Saved entries:

— START —

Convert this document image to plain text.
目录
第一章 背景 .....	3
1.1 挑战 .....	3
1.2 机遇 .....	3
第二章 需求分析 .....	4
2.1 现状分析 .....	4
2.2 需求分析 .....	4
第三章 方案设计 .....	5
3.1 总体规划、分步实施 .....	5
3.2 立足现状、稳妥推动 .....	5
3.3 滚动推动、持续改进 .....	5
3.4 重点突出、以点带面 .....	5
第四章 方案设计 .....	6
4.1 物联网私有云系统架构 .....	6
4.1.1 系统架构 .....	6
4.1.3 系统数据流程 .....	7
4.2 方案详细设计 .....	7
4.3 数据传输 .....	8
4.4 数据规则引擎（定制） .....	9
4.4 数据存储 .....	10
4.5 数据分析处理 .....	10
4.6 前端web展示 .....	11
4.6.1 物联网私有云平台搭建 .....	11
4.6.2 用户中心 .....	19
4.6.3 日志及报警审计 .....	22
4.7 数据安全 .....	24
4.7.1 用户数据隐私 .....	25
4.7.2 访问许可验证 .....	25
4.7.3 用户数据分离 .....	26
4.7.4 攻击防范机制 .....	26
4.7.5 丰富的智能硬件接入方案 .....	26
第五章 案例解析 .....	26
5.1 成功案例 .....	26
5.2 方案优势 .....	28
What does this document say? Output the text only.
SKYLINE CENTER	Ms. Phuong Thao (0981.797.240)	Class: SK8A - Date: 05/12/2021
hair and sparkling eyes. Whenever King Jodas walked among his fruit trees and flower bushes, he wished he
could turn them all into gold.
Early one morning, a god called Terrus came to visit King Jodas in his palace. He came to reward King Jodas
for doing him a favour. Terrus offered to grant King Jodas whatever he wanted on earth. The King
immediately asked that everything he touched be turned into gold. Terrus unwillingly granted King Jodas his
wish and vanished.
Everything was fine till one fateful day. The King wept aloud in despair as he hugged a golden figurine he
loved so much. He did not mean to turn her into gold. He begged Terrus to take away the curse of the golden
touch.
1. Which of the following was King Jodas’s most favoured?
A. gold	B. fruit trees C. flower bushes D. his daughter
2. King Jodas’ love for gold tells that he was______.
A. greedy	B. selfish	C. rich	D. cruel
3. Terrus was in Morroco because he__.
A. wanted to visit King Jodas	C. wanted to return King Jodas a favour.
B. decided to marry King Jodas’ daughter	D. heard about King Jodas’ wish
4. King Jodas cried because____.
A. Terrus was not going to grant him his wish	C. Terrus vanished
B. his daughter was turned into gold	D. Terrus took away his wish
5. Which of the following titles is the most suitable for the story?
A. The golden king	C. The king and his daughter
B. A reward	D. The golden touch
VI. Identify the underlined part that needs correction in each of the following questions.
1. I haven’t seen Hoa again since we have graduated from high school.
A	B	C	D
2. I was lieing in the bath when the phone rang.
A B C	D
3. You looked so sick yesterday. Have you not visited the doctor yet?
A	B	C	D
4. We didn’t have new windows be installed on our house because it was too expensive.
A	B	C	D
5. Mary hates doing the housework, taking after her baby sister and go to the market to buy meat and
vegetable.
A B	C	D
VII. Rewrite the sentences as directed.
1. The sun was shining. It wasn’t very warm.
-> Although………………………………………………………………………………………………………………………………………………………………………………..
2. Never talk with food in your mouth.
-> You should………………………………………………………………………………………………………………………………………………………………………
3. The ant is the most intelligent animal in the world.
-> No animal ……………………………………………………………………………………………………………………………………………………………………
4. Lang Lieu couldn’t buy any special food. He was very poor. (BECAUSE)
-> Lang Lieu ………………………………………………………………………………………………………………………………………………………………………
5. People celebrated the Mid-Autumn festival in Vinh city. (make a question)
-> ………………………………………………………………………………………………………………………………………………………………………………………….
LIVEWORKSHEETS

— END —

Show all lines above holding "wanted".

◆ **RESULT FOR THIS TASK**
for doing him a favour. Terrus offered to grant King Jodas whatever he wanted on earth. The King
A. wanted to visit King Jodas	C. wanted to return King Jodas a favour.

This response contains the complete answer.